### Problems to solve
a - From the article on the Khmer Rouge tribunal, write out everything from "The investigating judges, Siegfried" down to "under court rules.".
b - List the suspects who, according to the article on the Khmer Rouge tribunal, were interviewed by VOA Khmer in August.
c - In the article on the Khmer Rouge tribunal, who is identified as director of the Cambodian Institute for Media?

### Document passage

*** Begin section ***

Investigating judges at the UN-backed Khmer Rouge tribunal have begun contempt of court proceedings against VOA Khmer, which they said in a statement Wednesday had interfered with the court’s work by making public the contents of confidential court documents.
In August, VOA Khmer ran a series of interviews with three suspects named by court prosecutors in confidential submissions that had earlier been made public by international media outlets, including the US-based Christian Science Monitor and a New Zealand website called Scoop. In the interviews, three suspects, Ta An, Im Chaem and Meas Muth denied responsibility for atrocity crimes.
The prosecution submissions named a total five suspects in two cases, 003 and 004, which Prime Minister Hun Sen and other government officials oppose, saying further indictments at the court could hurt national stability.
The investigating judges, Siegfried Blunk and You Bunleng, have been under increased scrutiny since April, when they announced the conclusion of their work in Case 003, despite failing to interview the two suspects in the case or to visit key crime sites.
International prosecutor Andrew Cayley has since appealed to have the judges continue the investigation. That appeal is under review, and the investigating judges say they are continuing work on Case 004.
In their statement Wednesday, the judges said VOA Khmer had “quoted verbatim from a confidential document of the [tribunal] and even showed that document on a video,” and that they had “instituted proceedings for Interference with the Administration of Justice (Contempt of Court)” under court rules.
“Anyone intending further disclosure of confidential court documents is hereby warned that his case could be transferred to the National Prosecutor,” they said.
VOA Khmer chief Chris Decherd said Wednesday the service supports the work of the court.
“The role of VOA Khmer is to serve the 14 million citizens of Cambodia by reporting, producing and broadcasting news reports about the world, the US, Asia and Cambodia that are important and relevant to Cambodian citizens, who deserve and are well-served by objective and quality news reporting about issues and topics that impact and affect their daily lives,” Decherd said in a statement.
Wednesday’s statement opened broader questions over the court’s work and the role of journalists who cover it. The hybrid court was established to try former leaders of the Khmer Rouge, under which more than 1.7 million people died, and to bring victims of the regime into the judicial process for the sake of national reconciliation.
“Through my observations so far, I see that coverage of the Khmer Rouge tribunal is still limited,” said Mean Chhean Nariddh, director of the Cambodian Institute for Media. “This is because the level of knowledge among local journalists is still low. Therefore, if the court has too much restriction, it will lead to journalists shunning more coverage of the court. Their knowledge of international criminal courts like the [tribunal] is low. So they are afraid that they would end up in trouble. This is a loss for the tribunal, the international community and the Cambodian people.”
Mean Chhean Nariddh said that legal action taken against journalists could set a bad example for the domestic courts to follow.
Our Virak, director of the Cambodian Center for Human Rights, said the judges’ position was aimed at both journalists and its own staff.
“Cases 003 and 004 have attracted a lot of interest from the public, and I think that tens of thousands, up to millions, of victims have the right to know about the court’s processes,” he said. “We understand that the court seems to be failing. Therefore it seems there is a tendency to push for a proper investigation to move cases 003 and 004 forward.”
“We see that investigating judges seem to have completely failed,” he said. “That’s why there is the intention of some officials to bring this information to the public. In general, this kind of approach is pitiful, but it is necessary for a court that is failing and dragging on.”

*** End section ***

(Stored records)
*** Begin section ***

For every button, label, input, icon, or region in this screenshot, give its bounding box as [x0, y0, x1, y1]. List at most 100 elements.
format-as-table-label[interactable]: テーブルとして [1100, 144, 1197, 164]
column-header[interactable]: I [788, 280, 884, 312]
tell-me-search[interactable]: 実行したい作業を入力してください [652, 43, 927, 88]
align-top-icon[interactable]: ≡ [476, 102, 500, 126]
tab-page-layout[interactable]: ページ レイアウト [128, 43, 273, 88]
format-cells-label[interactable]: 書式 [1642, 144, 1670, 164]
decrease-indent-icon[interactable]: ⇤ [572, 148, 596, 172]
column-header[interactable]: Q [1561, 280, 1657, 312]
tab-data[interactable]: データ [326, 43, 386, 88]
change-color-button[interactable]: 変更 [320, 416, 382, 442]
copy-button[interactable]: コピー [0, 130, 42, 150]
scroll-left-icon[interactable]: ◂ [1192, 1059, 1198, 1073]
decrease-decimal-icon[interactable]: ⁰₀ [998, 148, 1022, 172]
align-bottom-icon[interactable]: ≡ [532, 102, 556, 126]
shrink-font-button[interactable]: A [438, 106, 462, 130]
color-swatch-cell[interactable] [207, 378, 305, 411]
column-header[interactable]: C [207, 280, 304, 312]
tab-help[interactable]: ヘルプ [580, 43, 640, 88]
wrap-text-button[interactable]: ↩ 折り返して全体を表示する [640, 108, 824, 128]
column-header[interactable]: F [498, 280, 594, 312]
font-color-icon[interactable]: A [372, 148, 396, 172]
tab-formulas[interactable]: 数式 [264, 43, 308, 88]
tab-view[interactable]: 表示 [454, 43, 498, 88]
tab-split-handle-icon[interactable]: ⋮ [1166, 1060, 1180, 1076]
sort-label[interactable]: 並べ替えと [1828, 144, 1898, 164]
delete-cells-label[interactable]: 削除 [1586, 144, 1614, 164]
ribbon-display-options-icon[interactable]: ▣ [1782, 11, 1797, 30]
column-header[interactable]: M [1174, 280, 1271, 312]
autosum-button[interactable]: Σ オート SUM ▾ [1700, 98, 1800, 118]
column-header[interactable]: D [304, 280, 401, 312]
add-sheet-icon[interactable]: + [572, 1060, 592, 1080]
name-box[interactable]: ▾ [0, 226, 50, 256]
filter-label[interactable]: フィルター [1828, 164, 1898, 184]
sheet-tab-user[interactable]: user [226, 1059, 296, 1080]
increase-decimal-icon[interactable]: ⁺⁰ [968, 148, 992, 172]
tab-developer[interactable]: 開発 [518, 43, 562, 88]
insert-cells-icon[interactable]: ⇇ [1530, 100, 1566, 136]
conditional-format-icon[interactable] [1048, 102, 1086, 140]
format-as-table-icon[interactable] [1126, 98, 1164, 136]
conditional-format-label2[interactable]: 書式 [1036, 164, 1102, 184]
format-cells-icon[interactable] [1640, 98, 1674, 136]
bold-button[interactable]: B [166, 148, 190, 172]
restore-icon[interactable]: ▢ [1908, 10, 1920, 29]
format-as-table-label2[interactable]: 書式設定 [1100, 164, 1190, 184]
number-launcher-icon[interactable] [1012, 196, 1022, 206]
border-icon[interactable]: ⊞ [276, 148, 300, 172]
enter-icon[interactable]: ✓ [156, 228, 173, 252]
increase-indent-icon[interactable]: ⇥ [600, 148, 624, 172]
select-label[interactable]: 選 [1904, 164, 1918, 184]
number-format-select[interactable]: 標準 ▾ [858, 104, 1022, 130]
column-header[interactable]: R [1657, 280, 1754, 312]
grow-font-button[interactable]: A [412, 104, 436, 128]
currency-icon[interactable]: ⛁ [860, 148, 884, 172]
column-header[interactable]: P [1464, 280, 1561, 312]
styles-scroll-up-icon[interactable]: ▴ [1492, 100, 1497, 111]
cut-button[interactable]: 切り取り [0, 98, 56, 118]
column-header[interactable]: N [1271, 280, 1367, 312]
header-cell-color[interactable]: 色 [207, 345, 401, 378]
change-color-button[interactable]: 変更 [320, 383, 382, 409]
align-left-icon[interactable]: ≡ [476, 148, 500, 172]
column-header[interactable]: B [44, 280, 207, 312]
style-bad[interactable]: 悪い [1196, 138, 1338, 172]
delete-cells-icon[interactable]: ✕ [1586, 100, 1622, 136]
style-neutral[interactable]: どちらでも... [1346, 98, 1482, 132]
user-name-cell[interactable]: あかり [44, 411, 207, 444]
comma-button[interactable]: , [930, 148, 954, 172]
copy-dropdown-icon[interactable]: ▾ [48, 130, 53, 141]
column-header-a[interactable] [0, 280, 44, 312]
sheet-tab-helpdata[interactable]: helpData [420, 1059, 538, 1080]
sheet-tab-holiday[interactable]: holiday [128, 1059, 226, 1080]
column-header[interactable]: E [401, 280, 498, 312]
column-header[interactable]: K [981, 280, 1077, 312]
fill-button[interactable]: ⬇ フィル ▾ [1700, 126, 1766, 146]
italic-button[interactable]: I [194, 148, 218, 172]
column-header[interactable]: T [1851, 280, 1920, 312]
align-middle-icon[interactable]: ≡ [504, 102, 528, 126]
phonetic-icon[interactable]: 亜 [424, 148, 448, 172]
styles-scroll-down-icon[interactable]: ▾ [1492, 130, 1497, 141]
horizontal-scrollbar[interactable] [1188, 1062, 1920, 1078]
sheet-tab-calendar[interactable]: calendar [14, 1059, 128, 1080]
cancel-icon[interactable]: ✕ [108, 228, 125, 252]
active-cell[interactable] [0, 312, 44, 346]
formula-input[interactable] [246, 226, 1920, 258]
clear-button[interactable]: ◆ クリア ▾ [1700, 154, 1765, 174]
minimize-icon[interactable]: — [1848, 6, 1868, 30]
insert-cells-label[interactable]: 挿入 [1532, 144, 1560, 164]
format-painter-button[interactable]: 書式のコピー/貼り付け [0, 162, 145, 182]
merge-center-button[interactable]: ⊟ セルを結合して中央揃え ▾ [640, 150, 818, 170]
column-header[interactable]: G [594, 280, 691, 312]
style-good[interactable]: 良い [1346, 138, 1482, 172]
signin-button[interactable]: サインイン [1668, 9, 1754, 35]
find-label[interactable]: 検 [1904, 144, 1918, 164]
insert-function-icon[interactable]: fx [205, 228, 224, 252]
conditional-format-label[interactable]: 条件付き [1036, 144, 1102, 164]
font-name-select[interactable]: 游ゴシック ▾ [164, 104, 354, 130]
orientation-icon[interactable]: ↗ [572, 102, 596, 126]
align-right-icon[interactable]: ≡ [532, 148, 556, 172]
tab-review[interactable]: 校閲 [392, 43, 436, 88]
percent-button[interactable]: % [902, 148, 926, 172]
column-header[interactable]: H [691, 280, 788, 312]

*** End section ***

### Problem solutions
a -
The investigating judges, Siegfried Blunk and You Bunleng, have been under increased scrutiny since April, when they announced the conclusion of their work in Case 003, despite failing to interview the two suspects in the case or to visit key crime sites.
International prosecutor Andrew Cayley has since appealed to have the judges continue the investigation. That appeal is under review, and the investigating judges say they are continuing work on Case 004.
In their statement Wednesday, the judges said VOA Khmer had “quoted verbatim from a confidential document of the [tribunal] and even showed that document on a video,” and that they had “instituted proceedings for Interference with the Administration of Justice (Contempt of Court)” under court rules.

b -
- Ta An
- Im Chaem
- Meas Muth

c - Mean Chhean Nariddh